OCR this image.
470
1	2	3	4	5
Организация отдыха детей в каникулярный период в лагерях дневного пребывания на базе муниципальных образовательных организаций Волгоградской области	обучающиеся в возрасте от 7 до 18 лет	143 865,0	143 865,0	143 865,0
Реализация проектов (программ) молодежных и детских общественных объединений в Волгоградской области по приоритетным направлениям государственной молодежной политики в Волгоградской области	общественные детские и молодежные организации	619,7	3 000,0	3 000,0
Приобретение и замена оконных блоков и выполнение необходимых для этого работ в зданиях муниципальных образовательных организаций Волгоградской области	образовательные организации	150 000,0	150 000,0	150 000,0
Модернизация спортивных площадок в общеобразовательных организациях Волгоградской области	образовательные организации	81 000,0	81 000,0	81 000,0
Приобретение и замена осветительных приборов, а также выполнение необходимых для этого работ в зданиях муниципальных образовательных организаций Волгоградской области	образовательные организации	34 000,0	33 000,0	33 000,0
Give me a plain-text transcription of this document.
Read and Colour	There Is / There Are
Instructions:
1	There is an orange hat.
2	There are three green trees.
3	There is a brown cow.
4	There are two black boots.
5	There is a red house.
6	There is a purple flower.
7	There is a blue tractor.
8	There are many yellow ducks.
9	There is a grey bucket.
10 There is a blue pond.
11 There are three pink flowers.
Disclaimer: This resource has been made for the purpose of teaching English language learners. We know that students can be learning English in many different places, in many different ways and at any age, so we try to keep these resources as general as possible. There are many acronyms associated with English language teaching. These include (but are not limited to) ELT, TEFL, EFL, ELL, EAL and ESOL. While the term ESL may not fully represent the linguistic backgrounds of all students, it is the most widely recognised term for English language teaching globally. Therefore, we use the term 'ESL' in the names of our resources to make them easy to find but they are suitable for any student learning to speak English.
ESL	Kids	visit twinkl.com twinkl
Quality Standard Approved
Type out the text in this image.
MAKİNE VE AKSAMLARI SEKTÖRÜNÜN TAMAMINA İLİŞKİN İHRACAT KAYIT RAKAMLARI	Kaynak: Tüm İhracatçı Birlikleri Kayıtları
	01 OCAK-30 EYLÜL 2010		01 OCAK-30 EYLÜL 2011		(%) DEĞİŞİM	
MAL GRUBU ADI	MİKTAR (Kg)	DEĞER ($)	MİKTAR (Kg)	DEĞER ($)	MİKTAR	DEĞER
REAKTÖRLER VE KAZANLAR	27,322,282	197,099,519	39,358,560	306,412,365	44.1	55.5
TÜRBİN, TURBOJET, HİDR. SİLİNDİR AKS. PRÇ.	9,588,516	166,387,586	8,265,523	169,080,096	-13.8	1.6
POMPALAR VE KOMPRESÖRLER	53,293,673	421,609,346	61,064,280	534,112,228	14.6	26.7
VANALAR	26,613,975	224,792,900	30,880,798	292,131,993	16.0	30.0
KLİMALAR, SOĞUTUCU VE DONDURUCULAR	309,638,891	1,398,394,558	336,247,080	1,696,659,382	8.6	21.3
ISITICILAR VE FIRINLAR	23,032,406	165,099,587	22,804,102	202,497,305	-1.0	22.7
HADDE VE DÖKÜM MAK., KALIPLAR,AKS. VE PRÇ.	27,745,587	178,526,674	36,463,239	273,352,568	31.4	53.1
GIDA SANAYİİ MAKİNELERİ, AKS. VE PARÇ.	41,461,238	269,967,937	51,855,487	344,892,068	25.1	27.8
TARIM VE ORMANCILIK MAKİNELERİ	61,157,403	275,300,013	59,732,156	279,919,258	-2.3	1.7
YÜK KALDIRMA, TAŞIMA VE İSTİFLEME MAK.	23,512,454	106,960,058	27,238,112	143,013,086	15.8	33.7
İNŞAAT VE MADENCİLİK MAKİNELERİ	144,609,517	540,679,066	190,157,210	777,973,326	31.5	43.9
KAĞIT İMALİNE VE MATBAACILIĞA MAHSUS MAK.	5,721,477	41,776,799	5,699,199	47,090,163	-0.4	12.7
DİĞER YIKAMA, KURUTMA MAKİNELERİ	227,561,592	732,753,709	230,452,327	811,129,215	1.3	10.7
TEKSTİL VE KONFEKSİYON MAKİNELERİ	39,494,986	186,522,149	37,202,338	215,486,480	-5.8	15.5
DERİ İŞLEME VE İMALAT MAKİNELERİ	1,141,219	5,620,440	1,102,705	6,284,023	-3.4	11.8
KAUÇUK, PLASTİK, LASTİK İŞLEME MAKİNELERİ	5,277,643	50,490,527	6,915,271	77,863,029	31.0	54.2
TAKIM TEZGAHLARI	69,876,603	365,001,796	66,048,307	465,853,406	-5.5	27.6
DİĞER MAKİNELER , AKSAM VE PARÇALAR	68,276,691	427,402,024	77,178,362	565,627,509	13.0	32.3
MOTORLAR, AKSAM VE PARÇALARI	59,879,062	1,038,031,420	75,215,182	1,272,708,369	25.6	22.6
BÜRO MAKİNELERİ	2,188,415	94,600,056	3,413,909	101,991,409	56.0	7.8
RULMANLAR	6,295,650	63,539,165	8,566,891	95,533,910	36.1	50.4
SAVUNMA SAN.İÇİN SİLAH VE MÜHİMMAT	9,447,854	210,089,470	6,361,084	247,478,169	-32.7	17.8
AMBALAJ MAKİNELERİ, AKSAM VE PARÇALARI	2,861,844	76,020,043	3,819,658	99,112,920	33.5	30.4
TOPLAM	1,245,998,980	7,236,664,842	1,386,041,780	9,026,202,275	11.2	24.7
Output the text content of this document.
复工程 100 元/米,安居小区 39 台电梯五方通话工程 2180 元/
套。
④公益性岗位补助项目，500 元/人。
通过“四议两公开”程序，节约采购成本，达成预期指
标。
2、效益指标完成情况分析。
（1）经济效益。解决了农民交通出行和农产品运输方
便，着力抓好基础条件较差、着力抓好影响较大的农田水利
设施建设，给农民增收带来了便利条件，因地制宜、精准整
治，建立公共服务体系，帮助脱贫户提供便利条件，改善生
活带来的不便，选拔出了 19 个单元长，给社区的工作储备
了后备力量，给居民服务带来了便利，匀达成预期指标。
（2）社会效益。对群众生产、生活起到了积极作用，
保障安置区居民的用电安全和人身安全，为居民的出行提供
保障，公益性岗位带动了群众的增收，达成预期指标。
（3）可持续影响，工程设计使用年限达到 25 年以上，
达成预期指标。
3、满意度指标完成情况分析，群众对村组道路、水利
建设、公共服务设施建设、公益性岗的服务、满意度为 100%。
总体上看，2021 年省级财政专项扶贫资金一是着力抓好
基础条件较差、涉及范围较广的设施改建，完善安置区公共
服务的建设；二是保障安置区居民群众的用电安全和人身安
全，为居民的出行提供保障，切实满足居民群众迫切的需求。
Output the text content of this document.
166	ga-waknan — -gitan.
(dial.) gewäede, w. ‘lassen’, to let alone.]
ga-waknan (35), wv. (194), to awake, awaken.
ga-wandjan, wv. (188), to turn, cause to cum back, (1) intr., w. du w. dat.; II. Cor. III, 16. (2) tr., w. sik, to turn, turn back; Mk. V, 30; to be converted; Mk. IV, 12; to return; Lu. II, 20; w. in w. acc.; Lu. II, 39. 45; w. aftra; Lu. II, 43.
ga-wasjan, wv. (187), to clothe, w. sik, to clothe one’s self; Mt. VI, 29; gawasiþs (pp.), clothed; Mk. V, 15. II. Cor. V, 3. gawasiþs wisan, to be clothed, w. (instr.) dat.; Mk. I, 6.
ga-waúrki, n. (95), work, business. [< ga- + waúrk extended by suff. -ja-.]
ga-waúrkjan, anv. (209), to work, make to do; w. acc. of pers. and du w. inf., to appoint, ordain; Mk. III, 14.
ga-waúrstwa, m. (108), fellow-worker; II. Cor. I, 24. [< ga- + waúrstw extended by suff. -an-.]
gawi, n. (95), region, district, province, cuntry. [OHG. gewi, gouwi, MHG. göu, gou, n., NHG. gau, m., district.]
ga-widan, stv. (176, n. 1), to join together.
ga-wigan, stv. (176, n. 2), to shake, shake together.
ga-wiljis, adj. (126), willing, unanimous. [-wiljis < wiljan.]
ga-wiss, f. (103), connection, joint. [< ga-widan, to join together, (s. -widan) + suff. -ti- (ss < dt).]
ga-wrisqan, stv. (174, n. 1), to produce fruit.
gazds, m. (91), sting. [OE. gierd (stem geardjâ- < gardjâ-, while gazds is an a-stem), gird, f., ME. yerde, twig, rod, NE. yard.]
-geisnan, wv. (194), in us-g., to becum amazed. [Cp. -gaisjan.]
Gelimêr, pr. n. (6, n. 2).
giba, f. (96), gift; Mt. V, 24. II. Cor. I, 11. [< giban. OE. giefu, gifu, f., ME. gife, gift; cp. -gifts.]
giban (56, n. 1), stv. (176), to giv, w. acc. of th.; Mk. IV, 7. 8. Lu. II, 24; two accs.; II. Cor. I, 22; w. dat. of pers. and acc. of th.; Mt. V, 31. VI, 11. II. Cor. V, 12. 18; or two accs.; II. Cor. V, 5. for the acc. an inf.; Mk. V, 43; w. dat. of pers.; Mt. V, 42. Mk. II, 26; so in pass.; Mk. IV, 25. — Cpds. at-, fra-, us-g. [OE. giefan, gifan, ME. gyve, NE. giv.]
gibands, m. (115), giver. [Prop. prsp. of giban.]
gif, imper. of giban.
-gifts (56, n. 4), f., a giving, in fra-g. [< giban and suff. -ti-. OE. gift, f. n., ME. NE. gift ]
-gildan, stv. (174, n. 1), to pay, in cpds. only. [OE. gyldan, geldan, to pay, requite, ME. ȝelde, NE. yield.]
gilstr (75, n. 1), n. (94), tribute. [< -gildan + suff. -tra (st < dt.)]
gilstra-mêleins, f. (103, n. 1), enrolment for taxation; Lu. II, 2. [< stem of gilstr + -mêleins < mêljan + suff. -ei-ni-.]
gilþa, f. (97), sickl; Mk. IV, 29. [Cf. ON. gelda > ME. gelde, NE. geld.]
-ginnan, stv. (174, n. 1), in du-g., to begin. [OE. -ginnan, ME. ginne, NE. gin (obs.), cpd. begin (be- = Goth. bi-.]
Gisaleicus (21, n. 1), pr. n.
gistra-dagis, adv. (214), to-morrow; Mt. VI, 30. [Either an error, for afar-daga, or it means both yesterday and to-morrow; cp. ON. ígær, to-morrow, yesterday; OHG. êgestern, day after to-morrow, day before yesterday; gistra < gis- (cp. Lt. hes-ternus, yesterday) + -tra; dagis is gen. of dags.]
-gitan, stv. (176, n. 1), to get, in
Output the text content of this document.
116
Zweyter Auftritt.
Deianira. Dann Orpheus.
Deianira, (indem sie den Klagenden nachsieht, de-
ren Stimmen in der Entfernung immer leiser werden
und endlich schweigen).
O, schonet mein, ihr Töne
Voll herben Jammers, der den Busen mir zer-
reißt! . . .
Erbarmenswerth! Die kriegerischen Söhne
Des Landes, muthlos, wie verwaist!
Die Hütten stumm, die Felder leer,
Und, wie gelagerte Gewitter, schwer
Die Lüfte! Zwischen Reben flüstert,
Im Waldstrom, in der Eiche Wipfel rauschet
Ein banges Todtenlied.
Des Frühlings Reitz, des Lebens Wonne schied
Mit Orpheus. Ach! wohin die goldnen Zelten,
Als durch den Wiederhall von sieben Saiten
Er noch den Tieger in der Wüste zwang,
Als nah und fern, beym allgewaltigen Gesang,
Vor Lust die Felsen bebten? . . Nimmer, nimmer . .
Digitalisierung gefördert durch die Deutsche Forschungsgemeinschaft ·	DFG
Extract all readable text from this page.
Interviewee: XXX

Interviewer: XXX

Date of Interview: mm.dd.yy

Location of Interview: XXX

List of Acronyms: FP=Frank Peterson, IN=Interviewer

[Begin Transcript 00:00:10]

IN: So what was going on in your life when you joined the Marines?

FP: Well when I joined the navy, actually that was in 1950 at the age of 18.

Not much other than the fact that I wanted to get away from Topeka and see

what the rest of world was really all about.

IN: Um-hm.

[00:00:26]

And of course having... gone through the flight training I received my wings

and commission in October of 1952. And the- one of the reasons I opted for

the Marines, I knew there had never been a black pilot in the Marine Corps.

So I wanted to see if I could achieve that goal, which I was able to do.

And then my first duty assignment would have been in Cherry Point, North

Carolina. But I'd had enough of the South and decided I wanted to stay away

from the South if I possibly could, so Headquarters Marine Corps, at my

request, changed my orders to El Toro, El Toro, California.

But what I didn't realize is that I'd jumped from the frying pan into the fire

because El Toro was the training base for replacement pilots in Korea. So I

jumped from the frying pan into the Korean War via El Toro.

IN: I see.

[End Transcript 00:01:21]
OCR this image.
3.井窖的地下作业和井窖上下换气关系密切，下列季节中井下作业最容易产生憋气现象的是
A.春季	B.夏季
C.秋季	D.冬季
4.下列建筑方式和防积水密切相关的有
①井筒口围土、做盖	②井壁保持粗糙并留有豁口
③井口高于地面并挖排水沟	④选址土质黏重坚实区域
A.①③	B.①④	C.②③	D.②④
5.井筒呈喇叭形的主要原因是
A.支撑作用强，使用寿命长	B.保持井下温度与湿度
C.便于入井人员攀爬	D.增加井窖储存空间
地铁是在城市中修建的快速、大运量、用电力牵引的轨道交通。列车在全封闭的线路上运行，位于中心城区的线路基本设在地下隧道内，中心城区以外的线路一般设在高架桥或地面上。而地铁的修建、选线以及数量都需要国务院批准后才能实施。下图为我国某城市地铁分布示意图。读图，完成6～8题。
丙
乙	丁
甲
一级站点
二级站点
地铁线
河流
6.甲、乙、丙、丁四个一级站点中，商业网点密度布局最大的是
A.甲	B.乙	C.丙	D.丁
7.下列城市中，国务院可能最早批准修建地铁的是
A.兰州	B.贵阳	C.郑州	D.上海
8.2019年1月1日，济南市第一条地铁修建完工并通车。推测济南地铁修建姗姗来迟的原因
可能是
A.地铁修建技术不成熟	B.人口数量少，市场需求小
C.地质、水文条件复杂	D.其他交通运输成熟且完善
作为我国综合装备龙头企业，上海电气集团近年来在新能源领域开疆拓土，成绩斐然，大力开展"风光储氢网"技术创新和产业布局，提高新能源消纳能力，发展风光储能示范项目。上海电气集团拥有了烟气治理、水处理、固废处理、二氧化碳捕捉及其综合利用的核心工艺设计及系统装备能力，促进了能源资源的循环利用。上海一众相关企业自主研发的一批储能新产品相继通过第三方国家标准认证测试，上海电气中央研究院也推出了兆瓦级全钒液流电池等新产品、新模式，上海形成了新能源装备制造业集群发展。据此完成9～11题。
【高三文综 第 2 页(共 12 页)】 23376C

========================

→ **The request**: Return only those lines of the records that contain the string "gildan".

→ **Final answer**:
-gildan, stv. (174, n. 1), to pay, in cpds. only. [OE. gyldan, geldan, to pay, requite, ME. ȝelde, NE. yield.]
gilstr (75, n. 1), n. (94), tribute. [< -gildan + suff. -tra (st < dt.)]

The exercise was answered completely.